■ Records provided ■
- - - - - - -

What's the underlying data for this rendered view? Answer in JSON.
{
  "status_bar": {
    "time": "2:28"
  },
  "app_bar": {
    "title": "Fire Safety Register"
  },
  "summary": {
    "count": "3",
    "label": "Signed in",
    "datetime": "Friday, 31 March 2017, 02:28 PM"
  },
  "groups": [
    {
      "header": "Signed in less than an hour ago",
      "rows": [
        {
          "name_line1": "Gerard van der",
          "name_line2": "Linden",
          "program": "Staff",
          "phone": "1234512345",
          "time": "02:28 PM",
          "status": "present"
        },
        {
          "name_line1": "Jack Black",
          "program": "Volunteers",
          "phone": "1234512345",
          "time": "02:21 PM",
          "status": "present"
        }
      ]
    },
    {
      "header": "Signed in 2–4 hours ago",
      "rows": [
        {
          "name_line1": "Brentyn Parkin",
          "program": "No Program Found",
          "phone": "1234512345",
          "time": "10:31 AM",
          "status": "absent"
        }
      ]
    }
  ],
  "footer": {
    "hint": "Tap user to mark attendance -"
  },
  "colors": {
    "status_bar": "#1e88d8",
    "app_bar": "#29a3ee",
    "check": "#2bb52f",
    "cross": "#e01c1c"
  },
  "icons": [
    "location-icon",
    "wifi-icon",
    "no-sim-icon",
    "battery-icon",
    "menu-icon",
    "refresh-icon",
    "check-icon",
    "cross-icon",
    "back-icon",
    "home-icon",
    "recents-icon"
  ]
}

- - - - - - -

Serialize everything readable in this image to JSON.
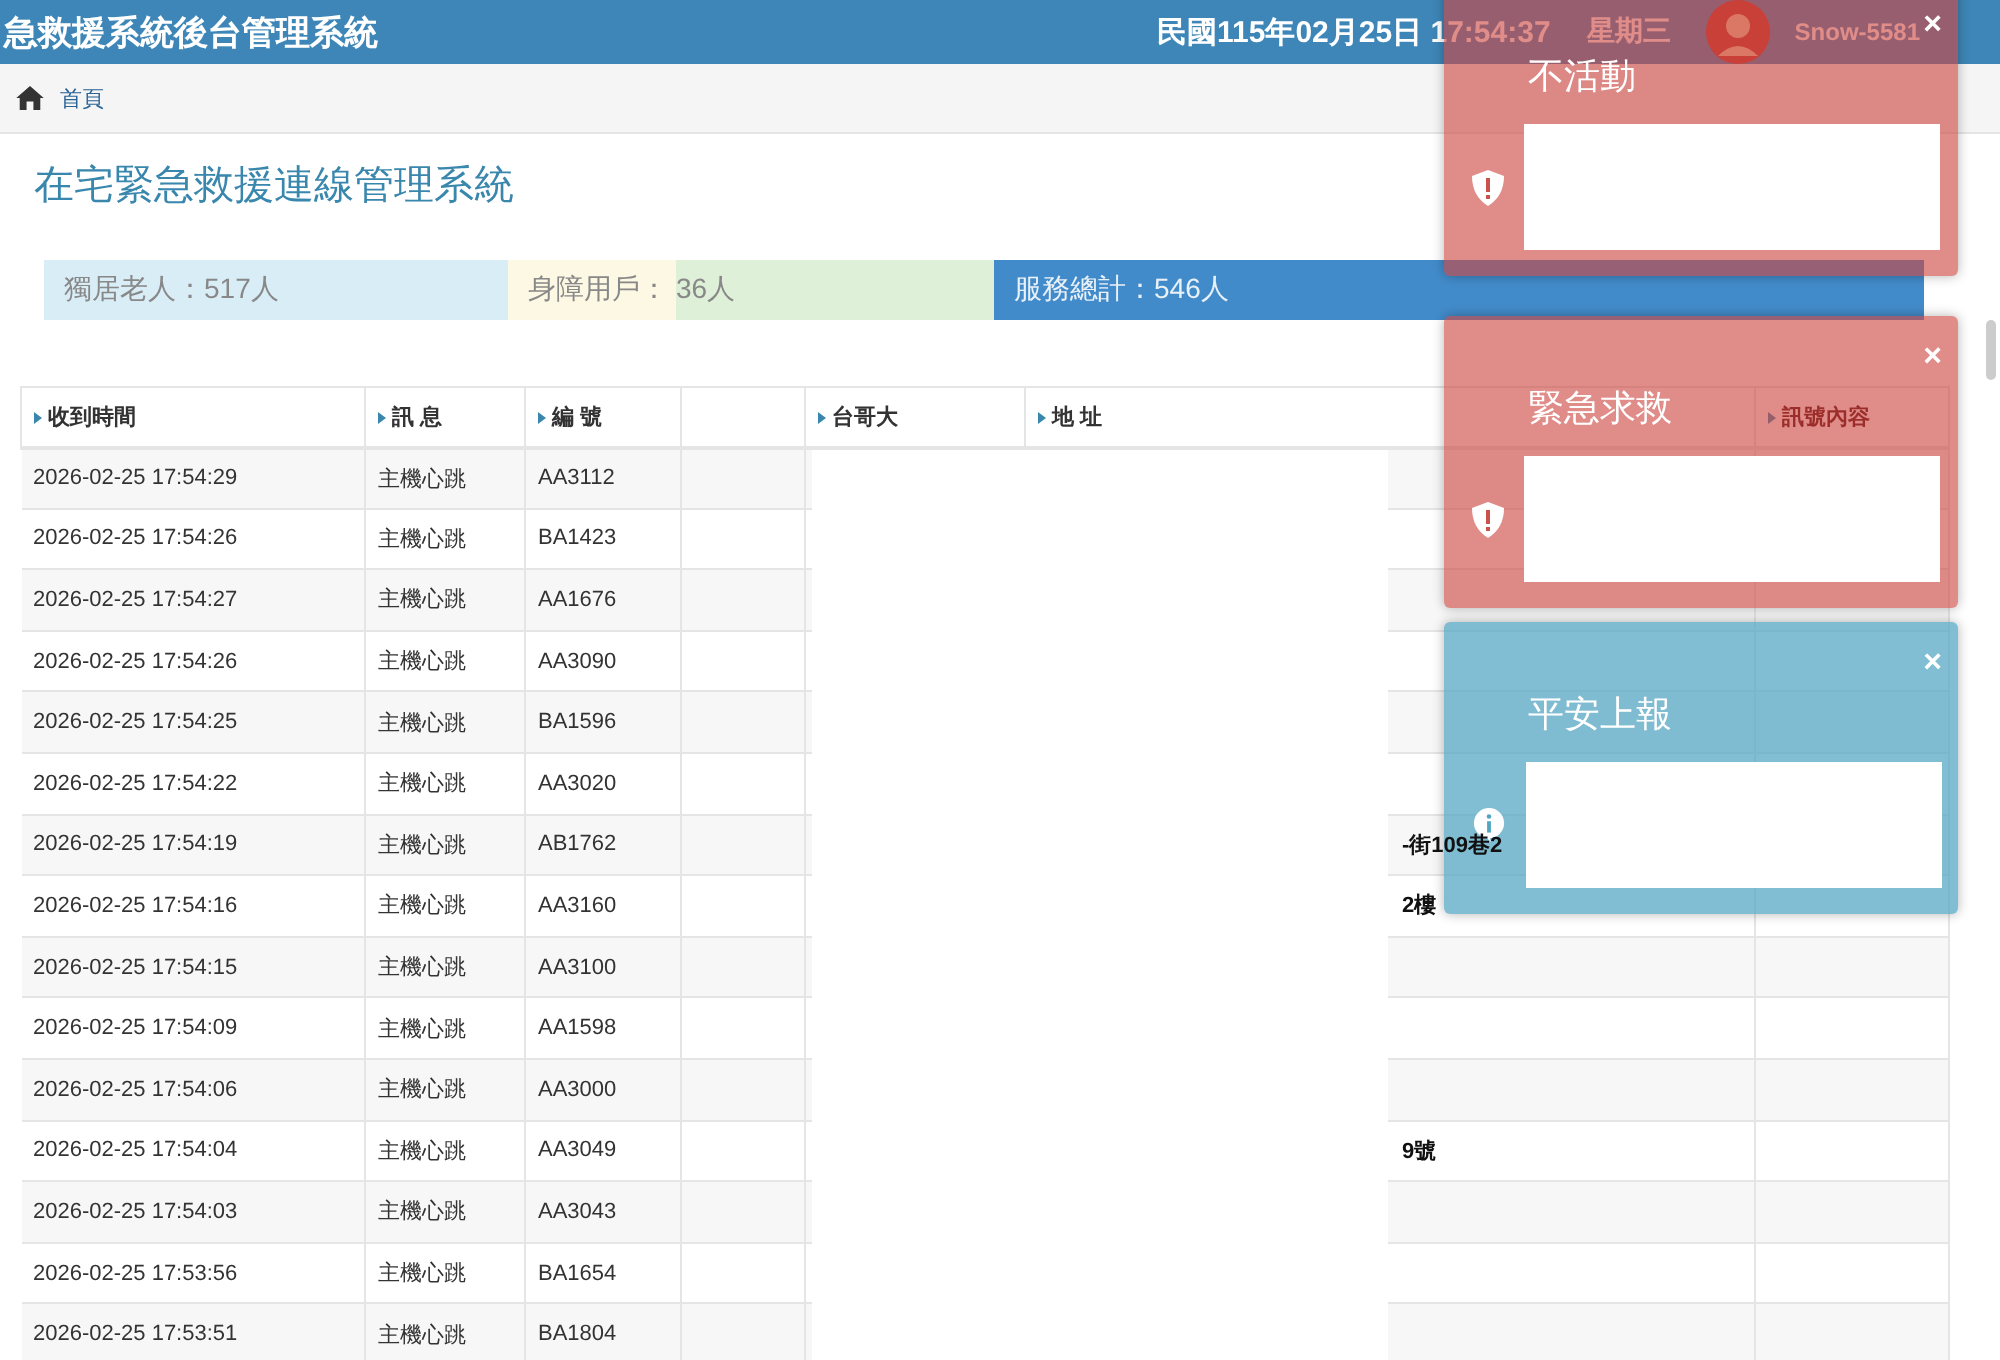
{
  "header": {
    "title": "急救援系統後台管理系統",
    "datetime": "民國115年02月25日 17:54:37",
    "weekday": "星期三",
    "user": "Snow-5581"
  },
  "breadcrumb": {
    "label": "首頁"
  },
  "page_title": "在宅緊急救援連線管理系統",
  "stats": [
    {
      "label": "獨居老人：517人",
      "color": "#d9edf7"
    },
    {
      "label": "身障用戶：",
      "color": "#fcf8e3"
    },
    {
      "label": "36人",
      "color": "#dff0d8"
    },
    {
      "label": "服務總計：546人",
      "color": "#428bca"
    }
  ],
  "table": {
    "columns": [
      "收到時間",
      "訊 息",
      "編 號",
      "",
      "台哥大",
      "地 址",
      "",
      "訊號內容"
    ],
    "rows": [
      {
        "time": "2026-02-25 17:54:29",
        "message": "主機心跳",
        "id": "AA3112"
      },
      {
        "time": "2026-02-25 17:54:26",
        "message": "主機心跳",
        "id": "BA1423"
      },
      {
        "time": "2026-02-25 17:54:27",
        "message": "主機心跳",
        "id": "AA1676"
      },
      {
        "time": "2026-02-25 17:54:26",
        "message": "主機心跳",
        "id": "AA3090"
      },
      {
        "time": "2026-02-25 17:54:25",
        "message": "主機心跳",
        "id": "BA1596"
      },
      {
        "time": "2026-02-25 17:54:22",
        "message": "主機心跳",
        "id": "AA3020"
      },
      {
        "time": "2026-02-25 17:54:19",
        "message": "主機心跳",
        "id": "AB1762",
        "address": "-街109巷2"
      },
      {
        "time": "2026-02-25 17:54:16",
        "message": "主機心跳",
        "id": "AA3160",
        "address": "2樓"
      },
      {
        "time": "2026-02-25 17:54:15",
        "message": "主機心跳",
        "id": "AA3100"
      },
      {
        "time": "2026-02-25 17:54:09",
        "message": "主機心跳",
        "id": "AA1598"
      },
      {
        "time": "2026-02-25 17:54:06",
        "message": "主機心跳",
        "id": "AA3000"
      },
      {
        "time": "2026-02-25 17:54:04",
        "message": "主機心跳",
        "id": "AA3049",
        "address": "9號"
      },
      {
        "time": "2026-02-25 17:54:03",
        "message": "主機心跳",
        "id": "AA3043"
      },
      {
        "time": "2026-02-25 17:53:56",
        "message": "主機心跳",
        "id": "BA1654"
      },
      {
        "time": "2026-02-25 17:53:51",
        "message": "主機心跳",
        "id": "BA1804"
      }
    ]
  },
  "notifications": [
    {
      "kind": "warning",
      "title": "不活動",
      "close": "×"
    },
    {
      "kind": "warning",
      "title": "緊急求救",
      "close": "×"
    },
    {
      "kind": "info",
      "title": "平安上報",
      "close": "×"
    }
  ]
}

- - - - - - -

■ Short exercise ■
For the entries above, state how many lines contain the word "header". Provide the number by itself.

■ Result for this task ■
3